> **What to work on**:
Every record here needs to be written out again exactly.
—————
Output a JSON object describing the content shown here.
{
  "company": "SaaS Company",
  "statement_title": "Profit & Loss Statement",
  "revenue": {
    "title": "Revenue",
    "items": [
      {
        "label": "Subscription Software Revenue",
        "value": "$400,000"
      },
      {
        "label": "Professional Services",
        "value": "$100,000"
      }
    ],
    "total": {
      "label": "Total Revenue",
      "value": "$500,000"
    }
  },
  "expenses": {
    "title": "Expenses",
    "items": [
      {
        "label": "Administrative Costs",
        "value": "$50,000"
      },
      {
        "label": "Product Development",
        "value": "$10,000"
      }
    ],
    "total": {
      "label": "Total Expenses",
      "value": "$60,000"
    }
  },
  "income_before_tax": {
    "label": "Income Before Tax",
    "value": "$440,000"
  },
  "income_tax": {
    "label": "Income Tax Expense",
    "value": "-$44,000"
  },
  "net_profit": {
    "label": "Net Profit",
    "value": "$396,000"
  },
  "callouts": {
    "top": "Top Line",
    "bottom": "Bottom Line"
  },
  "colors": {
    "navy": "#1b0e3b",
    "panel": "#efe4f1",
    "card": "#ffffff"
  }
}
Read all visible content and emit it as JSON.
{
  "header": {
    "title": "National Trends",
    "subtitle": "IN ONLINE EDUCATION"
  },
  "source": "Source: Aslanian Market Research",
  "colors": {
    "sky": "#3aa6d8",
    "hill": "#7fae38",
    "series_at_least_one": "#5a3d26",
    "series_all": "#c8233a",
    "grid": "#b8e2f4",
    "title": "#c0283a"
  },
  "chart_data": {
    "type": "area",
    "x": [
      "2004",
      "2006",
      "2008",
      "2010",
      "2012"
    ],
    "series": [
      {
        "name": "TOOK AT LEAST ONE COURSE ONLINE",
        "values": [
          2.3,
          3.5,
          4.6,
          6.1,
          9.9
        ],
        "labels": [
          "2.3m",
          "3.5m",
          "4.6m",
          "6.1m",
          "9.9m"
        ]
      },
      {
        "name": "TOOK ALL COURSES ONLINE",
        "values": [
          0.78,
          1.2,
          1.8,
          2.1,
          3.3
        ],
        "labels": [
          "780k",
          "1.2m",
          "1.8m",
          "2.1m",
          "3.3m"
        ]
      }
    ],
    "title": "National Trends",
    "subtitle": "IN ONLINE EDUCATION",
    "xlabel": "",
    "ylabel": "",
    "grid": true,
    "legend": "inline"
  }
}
—————
> **Exercise solution**:
Output a JSON object describing the content shown here.
{
  "company": "SaaS Company",
  "statement_title": "Profit & Loss Statement",
  "revenue": {
    "title": "Revenue",
    "items": [
      {
        "label": "Subscription Software Revenue",
        "value": "$400,000"
      },
      {
        "label": "Professional Services",
        "value": "$100,000"
      }
    ],
    "total": {
      "label": "Total Revenue",
      "value": "$500,000"
    }
  },
  "expenses": {
    "title": "Expenses",
    "items": [
      {
        "label": "Administrative Costs",
        "value": "$50,000"
      },
      {
        "label": "Product Development",
        "value": "$10,000"
      }
    ],
    "total": {
      "label": "Total Expenses",
      "value": "$60,000"
    }
  },
  "income_before_tax": {
    "label": "Income Before Tax",
    "value": "$440,000"
  },
  "income_tax": {
    "label": "Income Tax Expense",
    "value": "-$44,000"
  },
  "net_profit": {
    "label": "Net Profit",
    "value": "$396,000"
  },
  "callouts": {
    "top": "Top Line",
    "bottom": "Bottom Line"
  },
  "colors": {
    "navy": "#1b0e3b",
    "panel": "#efe4f1",
    "card": "#ffffff"
  }
}
Read all visible content and emit it as JSON.
{
  "header": {
    "title": "National Trends",
    "subtitle": "IN ONLINE EDUCATION"
  },
  "source": "Source: Aslanian Market Research",
  "colors": {
    "sky": "#3aa6d8",
    "hill": "#7fae38",
    "series_at_least_one": "#5a3d26",
    "series_all": "#c8233a",
    "grid": "#b8e2f4",
    "title": "#c0283a"
  },
  "chart_data": {
    "type": "area",
    "x": [
      "2004",
      "2006",
      "2008",
      "2010",
      "2012"
    ],
    "series": [
      {
        "name": "TOOK AT LEAST ONE COURSE ONLINE",
        "values": [
          2.3,
          3.5,
          4.6,
          6.1,
          9.9
        ],
        "labels": [
          "2.3m",
          "3.5m",
          "4.6m",
          "6.1m",
          "9.9m"
        ]
      },
      {
        "name": "TOOK ALL COURSES ONLINE",
        "values": [
          0.78,
          1.2,
          1.8,
          2.1,
          3.3
        ],
        "labels": [
          "780k",
          "1.2m",
          "1.8m",
          "2.1m",
          "3.3m"
        ]
      }
    ],
    "title": "National Trends",
    "subtitle": "IN ONLINE EDUCATION",
    "xlabel": "",
    "ylabel": "",
    "grid": true,
    "legend": "inline"
  }
}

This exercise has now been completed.